** start **

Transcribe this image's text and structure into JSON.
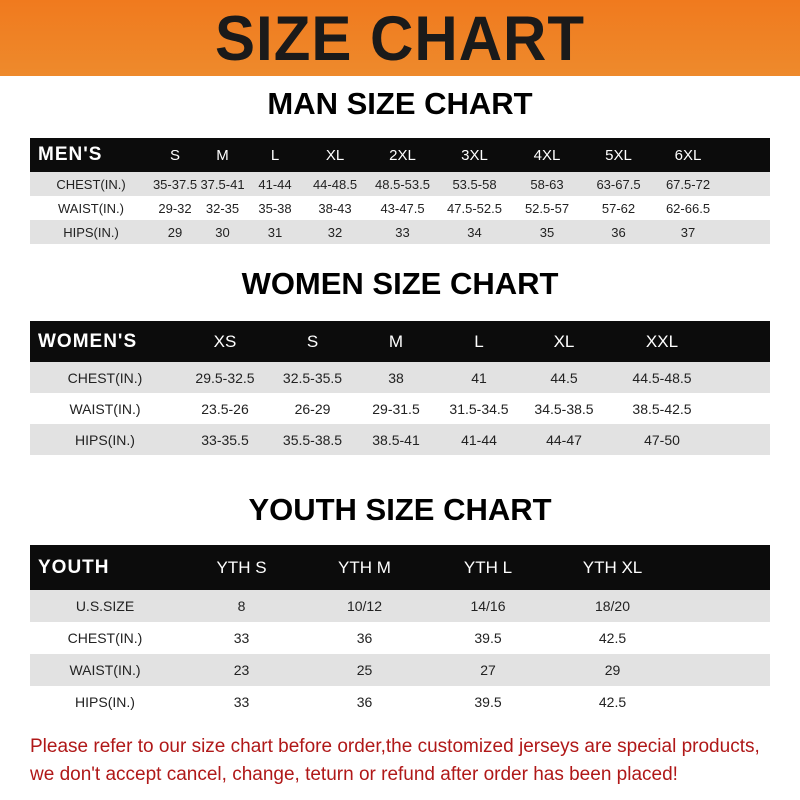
{
  "banner_title": "SIZE CHART",
  "men": {
    "title": "MAN SIZE CHART",
    "header": [
      "MEN'S",
      "S",
      "M",
      "L",
      "XL",
      "2XL",
      "3XL",
      "4XL",
      "5XL",
      "6XL"
    ],
    "rows": [
      [
        "CHEST(IN.)",
        "35-37.5",
        "37.5-41",
        "41-44",
        "44-48.5",
        "48.5-53.5",
        "53.5-58",
        "58-63",
        "63-67.5",
        "67.5-72"
      ],
      [
        "WAIST(IN.)",
        "29-32",
        "32-35",
        "35-38",
        "38-43",
        "43-47.5",
        "47.5-52.5",
        "52.5-57",
        "57-62",
        "62-66.5"
      ],
      [
        "HIPS(IN.)",
        "29",
        "30",
        "31",
        "32",
        "33",
        "34",
        "35",
        "36",
        "37"
      ]
    ]
  },
  "women": {
    "title": "WOMEN SIZE CHART",
    "header": [
      "WOMEN'S",
      "XS",
      "S",
      "M",
      "L",
      "XL",
      "XXL"
    ],
    "rows": [
      [
        "CHEST(IN.)",
        "29.5-32.5",
        "32.5-35.5",
        "38",
        "41",
        "44.5",
        "44.5-48.5"
      ],
      [
        "WAIST(IN.)",
        "23.5-26",
        "26-29",
        "29-31.5",
        "31.5-34.5",
        "34.5-38.5",
        "38.5-42.5"
      ],
      [
        "HIPS(IN.)",
        "33-35.5",
        "35.5-38.5",
        "38.5-41",
        "41-44",
        "44-47",
        "47-50"
      ]
    ]
  },
  "youth": {
    "title": "YOUTH SIZE CHART",
    "header": [
      "YOUTH",
      "YTH S",
      "YTH M",
      "YTH L",
      "YTH XL"
    ],
    "rows": [
      [
        "U.S.SIZE",
        "8",
        "10/12",
        "14/16",
        "18/20"
      ],
      [
        "CHEST(IN.)",
        "33",
        "36",
        "39.5",
        "42.5"
      ],
      [
        "WAIST(IN.)",
        "23",
        "25",
        "27",
        "29"
      ],
      [
        "HIPS(IN.)",
        "33",
        "36",
        "39.5",
        "42.5"
      ]
    ]
  },
  "footer": {
    "line1": "Please refer to our size chart before order,the customized jerseys are special products,",
    "line2": "we don't accept cancel, change, teturn or refund after order has been placed!"
  },
  "colors": {
    "banner": "#f07a1e",
    "header_row": "#0c0c0c",
    "stripe": "#e2e2e2",
    "notice": "#b01818"
  }
}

** end **

Gather and return every line that holds the string "order".

> _ANSWER IN FULL_:
    "line1": "Please refer to our size chart before order,the customized jerseys are special products,",
    "line2": "we don't accept cancel, change, teturn or refund after order has been placed!"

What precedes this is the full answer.